STATED TASK: Reproduce every entry exactly as shown.

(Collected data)

'''

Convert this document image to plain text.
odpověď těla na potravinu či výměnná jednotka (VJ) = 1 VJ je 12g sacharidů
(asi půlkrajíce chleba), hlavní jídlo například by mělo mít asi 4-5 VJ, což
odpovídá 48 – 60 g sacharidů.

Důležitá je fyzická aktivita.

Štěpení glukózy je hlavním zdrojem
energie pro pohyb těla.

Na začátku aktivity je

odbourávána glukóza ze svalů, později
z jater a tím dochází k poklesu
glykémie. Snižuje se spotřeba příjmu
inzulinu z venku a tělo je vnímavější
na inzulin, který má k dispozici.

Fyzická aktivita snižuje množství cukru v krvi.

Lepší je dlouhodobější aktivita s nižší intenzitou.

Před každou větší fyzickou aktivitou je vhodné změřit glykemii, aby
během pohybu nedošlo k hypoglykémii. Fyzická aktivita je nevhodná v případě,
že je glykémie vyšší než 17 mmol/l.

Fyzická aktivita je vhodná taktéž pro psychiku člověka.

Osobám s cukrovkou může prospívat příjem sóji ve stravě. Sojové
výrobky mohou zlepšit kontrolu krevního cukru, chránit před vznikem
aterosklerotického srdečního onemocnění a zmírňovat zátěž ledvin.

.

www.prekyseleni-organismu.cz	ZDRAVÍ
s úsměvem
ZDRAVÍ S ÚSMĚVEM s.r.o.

'''

THE OUTPUT:
Convert this document image to plain text.
odpověď těla na potravinu či výměnná jednotka (VJ) = 1 VJ je 12g sacharidů
(asi půlkrajíce chleba), hlavní jídlo například by mělo mít asi 4-5 VJ, což
odpovídá 48 – 60 g sacharidů.

Důležitá je fyzická aktivita.

Štěpení glukózy je hlavním zdrojem
energie pro pohyb těla.

Na začátku aktivity je

odbourávána glukóza ze svalů, později
z jater a tím dochází k poklesu
glykémie. Snižuje se spotřeba příjmu
inzulinu z venku a tělo je vnímavější
na inzulin, který má k dispozici.

Fyzická aktivita snižuje množství cukru v krvi.

Lepší je dlouhodobější aktivita s nižší intenzitou.

Před každou větší fyzickou aktivitou je vhodné změřit glykemii, aby
během pohybu nedošlo k hypoglykémii. Fyzická aktivita je nevhodná v případě,
že je glykémie vyšší než 17 mmol/l.

Fyzická aktivita je vhodná taktéž pro psychiku člověka.

Osobám s cukrovkou může prospívat příjem sóji ve stravě. Sojové
výrobky mohou zlepšit kontrolu krevního cukru, chránit před vznikem
aterosklerotického srdečního onemocnění a zmírňovat zátěž ledvin.

.

www.prekyseleni-organismu.cz	ZDRAVÍ
s úsměvem
ZDRAVÍ S ÚSMĚVEM s.r.o.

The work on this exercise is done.